## [Stated exercise]
Scan the data. Collect each line that contains the word "retaliation".

## [Data rows]
------------------------

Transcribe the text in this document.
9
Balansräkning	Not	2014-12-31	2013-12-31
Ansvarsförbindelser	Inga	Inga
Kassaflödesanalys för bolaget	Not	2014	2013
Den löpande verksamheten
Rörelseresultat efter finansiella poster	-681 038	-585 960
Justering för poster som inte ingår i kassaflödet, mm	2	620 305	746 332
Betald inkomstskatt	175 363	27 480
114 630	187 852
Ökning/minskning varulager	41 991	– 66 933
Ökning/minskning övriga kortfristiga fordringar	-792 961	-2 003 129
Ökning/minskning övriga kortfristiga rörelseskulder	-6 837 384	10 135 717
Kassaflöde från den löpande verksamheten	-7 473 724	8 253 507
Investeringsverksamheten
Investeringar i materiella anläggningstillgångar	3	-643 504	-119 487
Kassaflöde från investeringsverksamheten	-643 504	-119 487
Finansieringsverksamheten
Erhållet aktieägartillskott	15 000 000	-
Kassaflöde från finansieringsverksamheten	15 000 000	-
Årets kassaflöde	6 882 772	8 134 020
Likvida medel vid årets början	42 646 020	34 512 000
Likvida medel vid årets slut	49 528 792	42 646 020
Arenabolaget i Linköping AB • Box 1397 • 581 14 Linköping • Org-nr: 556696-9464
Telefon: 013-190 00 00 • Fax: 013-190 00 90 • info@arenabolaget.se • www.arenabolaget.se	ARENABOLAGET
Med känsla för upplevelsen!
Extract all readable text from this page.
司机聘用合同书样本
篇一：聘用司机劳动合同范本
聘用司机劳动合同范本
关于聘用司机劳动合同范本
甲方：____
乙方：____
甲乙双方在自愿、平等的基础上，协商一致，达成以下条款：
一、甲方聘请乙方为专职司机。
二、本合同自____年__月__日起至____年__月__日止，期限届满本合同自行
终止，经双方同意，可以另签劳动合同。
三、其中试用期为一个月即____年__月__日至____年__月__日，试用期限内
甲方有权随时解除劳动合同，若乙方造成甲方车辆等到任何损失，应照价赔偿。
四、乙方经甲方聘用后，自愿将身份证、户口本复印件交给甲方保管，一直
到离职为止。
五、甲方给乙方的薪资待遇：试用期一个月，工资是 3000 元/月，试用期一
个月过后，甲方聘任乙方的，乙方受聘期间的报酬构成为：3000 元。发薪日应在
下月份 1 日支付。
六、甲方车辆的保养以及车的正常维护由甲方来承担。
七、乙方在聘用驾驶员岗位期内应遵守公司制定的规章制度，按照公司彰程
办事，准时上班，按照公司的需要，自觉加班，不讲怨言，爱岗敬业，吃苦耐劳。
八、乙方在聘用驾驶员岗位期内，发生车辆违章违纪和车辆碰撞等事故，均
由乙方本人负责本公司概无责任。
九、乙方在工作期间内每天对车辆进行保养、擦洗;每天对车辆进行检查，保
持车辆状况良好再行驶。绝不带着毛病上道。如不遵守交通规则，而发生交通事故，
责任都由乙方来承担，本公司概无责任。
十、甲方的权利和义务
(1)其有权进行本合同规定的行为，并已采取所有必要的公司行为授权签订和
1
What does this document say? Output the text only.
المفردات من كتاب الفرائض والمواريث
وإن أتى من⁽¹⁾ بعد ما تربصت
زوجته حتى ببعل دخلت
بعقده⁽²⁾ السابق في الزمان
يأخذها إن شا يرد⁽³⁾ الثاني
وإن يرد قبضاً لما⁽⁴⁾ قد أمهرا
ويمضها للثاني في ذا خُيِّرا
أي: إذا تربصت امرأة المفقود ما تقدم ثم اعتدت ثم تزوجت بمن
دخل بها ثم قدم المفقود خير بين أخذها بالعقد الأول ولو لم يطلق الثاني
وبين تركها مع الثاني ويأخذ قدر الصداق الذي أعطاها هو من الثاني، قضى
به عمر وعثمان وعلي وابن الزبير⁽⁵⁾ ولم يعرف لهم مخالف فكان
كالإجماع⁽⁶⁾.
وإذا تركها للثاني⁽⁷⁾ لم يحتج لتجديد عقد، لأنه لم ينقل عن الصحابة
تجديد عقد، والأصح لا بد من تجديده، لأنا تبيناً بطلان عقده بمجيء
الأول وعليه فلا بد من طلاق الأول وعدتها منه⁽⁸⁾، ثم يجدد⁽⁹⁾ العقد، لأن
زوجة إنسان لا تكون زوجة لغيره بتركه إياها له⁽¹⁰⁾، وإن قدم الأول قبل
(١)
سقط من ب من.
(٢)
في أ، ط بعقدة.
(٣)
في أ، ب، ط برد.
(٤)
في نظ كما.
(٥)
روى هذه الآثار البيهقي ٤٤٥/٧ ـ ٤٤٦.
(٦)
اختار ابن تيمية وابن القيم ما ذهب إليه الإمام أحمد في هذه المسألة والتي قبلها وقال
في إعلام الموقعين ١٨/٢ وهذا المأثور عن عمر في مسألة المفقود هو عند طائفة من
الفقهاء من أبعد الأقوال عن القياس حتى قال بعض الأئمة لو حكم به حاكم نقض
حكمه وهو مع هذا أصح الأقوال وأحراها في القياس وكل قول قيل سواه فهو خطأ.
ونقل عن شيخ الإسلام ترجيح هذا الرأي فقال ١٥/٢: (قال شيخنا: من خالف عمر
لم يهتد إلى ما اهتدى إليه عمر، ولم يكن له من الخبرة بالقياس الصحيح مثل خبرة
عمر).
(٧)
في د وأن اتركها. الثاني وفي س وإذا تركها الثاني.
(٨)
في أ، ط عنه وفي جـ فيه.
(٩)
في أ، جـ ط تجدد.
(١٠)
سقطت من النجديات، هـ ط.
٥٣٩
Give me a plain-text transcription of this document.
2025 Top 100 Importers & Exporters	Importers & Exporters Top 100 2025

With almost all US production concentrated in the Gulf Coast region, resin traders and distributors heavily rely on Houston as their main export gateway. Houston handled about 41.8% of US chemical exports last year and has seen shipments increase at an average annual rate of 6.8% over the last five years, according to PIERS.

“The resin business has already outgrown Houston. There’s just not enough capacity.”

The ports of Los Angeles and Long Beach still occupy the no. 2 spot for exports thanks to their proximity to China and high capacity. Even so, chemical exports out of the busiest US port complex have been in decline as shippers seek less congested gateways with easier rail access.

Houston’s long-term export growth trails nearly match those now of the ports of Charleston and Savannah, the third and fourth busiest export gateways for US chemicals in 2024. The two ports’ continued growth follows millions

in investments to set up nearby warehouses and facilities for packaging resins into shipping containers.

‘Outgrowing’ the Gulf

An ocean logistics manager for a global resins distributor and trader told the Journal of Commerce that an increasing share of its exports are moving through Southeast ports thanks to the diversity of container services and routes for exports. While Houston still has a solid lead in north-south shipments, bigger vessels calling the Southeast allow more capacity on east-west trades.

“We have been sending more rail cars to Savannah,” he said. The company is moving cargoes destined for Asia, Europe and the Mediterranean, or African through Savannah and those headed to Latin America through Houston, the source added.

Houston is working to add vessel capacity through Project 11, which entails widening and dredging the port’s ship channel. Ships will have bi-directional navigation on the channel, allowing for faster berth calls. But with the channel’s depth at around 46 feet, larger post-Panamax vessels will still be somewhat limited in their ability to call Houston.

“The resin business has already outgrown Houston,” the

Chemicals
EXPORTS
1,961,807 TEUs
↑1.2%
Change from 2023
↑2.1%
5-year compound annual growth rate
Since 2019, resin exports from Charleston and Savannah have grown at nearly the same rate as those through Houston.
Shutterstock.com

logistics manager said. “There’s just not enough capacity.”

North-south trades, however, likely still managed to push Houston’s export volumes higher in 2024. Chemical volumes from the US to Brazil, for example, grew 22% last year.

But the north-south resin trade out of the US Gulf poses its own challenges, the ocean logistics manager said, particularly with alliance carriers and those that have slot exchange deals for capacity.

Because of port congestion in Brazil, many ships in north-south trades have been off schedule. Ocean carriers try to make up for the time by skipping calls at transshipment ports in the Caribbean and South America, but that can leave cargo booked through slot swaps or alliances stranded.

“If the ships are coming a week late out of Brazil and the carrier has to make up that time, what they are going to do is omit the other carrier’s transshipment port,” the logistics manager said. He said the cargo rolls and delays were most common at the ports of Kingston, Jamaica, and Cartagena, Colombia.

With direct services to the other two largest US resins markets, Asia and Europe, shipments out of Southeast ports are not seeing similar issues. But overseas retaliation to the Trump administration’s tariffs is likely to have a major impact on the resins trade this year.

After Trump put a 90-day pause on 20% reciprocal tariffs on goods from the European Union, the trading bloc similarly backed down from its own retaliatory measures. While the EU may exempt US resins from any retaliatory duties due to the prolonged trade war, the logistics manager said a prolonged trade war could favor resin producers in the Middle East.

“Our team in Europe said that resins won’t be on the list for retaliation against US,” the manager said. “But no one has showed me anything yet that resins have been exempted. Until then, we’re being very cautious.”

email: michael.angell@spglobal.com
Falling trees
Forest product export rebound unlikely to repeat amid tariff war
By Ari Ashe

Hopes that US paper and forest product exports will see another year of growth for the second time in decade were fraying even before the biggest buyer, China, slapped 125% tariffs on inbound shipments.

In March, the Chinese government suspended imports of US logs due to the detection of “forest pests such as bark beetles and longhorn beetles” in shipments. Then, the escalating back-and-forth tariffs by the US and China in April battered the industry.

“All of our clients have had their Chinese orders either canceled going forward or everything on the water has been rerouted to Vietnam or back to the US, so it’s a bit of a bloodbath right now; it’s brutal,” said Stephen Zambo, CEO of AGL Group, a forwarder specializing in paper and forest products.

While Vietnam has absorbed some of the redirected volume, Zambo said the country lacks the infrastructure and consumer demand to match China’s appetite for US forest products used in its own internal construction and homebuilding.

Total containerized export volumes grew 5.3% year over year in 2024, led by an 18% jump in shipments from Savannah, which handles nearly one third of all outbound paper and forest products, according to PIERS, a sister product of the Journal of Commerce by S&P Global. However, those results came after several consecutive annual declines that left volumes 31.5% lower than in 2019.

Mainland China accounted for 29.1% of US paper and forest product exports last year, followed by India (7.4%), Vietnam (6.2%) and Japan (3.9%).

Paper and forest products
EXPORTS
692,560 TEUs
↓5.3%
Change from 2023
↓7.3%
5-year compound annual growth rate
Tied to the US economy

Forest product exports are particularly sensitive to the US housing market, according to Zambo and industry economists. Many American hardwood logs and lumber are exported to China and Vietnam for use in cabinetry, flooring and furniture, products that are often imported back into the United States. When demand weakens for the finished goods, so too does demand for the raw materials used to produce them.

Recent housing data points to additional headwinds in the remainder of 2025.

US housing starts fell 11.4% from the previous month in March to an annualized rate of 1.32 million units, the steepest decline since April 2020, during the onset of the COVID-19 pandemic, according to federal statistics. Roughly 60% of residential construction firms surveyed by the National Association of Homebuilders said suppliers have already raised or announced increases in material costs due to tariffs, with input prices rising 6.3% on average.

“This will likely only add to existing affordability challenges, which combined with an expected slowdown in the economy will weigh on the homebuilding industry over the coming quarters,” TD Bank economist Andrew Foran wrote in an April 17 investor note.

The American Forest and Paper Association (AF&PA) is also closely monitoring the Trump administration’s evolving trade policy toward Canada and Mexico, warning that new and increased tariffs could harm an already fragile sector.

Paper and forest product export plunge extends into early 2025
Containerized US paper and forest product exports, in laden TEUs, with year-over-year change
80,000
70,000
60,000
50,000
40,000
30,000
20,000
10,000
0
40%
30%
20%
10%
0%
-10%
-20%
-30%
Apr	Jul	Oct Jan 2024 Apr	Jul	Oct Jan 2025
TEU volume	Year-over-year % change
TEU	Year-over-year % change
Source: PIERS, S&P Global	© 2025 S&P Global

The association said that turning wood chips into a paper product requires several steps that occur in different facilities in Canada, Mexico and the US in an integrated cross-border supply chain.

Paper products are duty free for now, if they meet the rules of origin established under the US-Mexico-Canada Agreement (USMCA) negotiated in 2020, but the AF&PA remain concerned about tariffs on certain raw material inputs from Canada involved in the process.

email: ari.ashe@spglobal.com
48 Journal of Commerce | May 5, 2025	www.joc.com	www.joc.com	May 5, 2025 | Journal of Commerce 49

------------------------

## [Exercise response]
With direct services to the other two largest US resins markets, Asia and Europe, shipments out of Southeast ports are not seeing similar issues. But overseas retaliation to the Trump administration’s tariffs is likely to have a major impact on the resins trade this year.
“Our team in Europe said that resins won’t be on the list for retaliation against US,” the manager said. “But no one has showed me anything yet that resins have been exempted. Until then, we’re being very cautious.”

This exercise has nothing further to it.